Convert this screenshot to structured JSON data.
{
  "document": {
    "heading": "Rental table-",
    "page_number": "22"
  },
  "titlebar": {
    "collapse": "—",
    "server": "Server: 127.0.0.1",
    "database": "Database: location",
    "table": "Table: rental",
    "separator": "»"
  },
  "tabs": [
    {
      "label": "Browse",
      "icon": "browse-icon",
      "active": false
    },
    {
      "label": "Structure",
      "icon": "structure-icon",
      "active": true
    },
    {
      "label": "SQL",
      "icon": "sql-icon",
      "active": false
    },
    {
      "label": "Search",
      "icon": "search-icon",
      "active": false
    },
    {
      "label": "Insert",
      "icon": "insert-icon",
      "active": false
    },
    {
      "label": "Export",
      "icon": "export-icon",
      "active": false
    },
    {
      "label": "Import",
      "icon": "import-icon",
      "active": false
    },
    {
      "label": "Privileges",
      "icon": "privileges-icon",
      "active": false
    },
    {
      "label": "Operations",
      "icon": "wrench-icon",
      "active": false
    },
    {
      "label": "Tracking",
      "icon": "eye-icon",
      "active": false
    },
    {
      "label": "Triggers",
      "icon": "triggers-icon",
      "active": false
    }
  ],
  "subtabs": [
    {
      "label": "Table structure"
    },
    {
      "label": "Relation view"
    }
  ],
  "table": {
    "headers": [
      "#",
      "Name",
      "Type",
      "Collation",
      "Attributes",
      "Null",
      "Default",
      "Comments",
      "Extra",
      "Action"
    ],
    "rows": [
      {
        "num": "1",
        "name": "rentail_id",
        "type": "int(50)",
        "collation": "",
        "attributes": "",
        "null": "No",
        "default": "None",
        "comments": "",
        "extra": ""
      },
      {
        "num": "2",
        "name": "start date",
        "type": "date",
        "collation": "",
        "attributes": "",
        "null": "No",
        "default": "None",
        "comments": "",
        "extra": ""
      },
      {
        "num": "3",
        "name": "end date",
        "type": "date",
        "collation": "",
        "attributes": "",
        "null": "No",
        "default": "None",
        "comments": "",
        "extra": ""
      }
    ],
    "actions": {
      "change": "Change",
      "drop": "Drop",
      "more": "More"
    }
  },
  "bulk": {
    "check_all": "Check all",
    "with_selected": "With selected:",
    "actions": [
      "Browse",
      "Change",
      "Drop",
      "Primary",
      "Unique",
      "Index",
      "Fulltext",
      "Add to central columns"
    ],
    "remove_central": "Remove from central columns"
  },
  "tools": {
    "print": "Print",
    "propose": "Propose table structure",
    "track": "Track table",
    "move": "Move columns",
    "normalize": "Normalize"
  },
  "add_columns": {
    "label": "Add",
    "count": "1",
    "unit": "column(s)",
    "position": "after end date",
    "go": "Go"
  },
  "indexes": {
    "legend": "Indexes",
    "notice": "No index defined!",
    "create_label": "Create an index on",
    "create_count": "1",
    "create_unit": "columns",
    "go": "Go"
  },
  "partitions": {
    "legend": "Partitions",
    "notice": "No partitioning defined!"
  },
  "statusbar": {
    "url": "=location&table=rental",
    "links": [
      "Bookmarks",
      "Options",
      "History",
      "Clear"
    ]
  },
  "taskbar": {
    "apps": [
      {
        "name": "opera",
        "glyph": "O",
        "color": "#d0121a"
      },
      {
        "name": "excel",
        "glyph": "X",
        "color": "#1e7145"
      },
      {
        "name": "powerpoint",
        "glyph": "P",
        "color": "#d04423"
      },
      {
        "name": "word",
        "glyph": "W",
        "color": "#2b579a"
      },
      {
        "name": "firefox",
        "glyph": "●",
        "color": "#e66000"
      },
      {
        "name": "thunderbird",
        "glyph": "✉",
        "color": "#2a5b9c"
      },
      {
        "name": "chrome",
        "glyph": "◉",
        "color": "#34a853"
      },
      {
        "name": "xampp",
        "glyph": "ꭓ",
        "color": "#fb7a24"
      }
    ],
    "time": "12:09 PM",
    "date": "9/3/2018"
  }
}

:::::

- [DIRECTIONS FOR THIS TASK] All lines above with "glyph" in them should be returned.

- [WRITTEN RESPONSE]
        "glyph": "O",
        "glyph": "X",
        "glyph": "P",
        "glyph": "W",
        "glyph": "●",
        "glyph": "✉",
        "glyph": "◉",
        "glyph": "ꭓ",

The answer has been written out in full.